>> begin

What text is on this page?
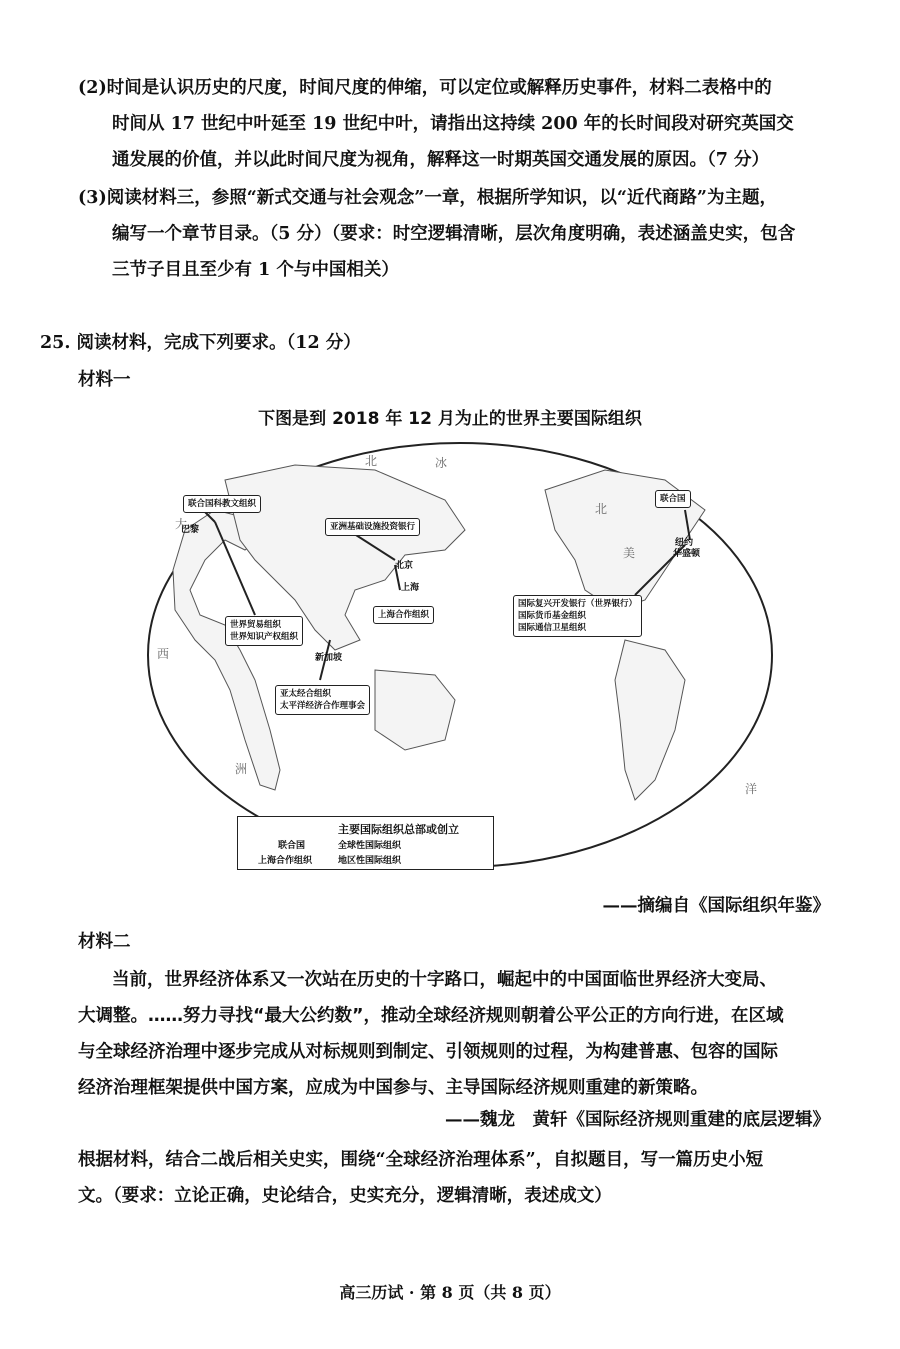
(2)时间是认识历史的尺度，时间尺度的伸缩，可以定位或解释历史事件，材料二表格中的
时间从 17 世纪中叶延至 19 世纪中叶，请指出这持续 200 年的长时间段对研究英国交
通发展的价值，并以此时间尺度为视角，解释这一时期英国交通发展的原因。（7 分）
(3)阅读材料三，参照“新式交通与社会观念”一章，根据所学知识，以“近代商路”为主题，
编写一个章节目录。（5 分）（要求：时空逻辑清晰，层次角度明确，表述涵盖史实，包含
三节子目且至少有 1 个与中国相关）
25. 阅读材料，完成下列要求。（12 分）
材料一
下图是到 2018 年 12 月为止的世界主要国际组织
联合国科教文组织
亚洲基础设施投资银行
上海合作组织
世界贸易组织
世界知识产权组织
亚太经合组织
太平洋经济合作理事会
联合国
国际复兴开发银行（世界银行）
国际货币基金组织
国际通信卫星组织
巴黎
北京
上海
新加坡
纽约
华盛顿
北	冰
大
西
北
美
洲
洋
主要国际组织总部或创立
联合国	全球性国际组织
上海合作组织	地区性国际组织
——摘编自《国际组织年鉴》
材料二
当前，世界经济体系又一次站在历史的十字路口，崛起中的中国面临世界经济大变局、
大调整。……努力寻找“最大公约数”，推动全球经济规则朝着公平公正的方向行进，在区域
与全球经济治理中逐步完成从对标规则到制定、引领规则的过程，为构建普惠、包容的国际
经济治理框架提供中国方案，应成为中国参与、主导国际经济规则重建的新策略。
——魏龙　黄轩《国际经济规则重建的底层逻辑》
根据材料，结合二战后相关史实，围绕“全球经济治理体系”，自拟题目，写一篇历史小短
文。（要求：立论正确，史论结合，史实充分，逻辑清晰，表述成文）
高三历试 · 第 8 页（共 8 页）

>> end

Transcribe each entry precisely as given, leaving the pictures out.

| EXERCISE RESPONSE |
What text is on this page?
(2)时间是认识历史的尺度，时间尺度的伸缩，可以定位或解释历史事件，材料二表格中的
时间从 17 世纪中叶延至 19 世纪中叶，请指出这持续 200 年的长时间段对研究英国交
通发展的价值，并以此时间尺度为视角，解释这一时期英国交通发展的原因。（7 分）
(3)阅读材料三，参照“新式交通与社会观念”一章，根据所学知识，以“近代商路”为主题，
编写一个章节目录。（5 分）（要求：时空逻辑清晰，层次角度明确，表述涵盖史实，包含
三节子目且至少有 1 个与中国相关）
25. 阅读材料，完成下列要求。（12 分）
材料一
下图是到 2018 年 12 月为止的世界主要国际组织
联合国科教文组织
亚洲基础设施投资银行
上海合作组织
世界贸易组织
世界知识产权组织
亚太经合组织
太平洋经济合作理事会
联合国
国际复兴开发银行（世界银行）
国际货币基金组织
国际通信卫星组织
巴黎
北京
上海
新加坡
纽约
华盛顿
北	冰
大
西
北
美
洲
洋
主要国际组织总部或创立
联合国	全球性国际组织
上海合作组织	地区性国际组织
——摘编自《国际组织年鉴》
材料二
当前，世界经济体系又一次站在历史的十字路口，崛起中的中国面临世界经济大变局、
大调整。……努力寻找“最大公约数”，推动全球经济规则朝着公平公正的方向行进，在区域
与全球经济治理中逐步完成从对标规则到制定、引领规则的过程，为构建普惠、包容的国际
经济治理框架提供中国方案，应成为中国参与、主导国际经济规则重建的新策略。
——魏龙　黄轩《国际经济规则重建的底层逻辑》
根据材料，结合二战后相关史实，围绕“全球经济治理体系”，自拟题目，写一篇历史小短
文。（要求：立论正确，史论结合，史实充分，逻辑清晰，表述成文）
高三历试 · 第 8 页（共 8 页）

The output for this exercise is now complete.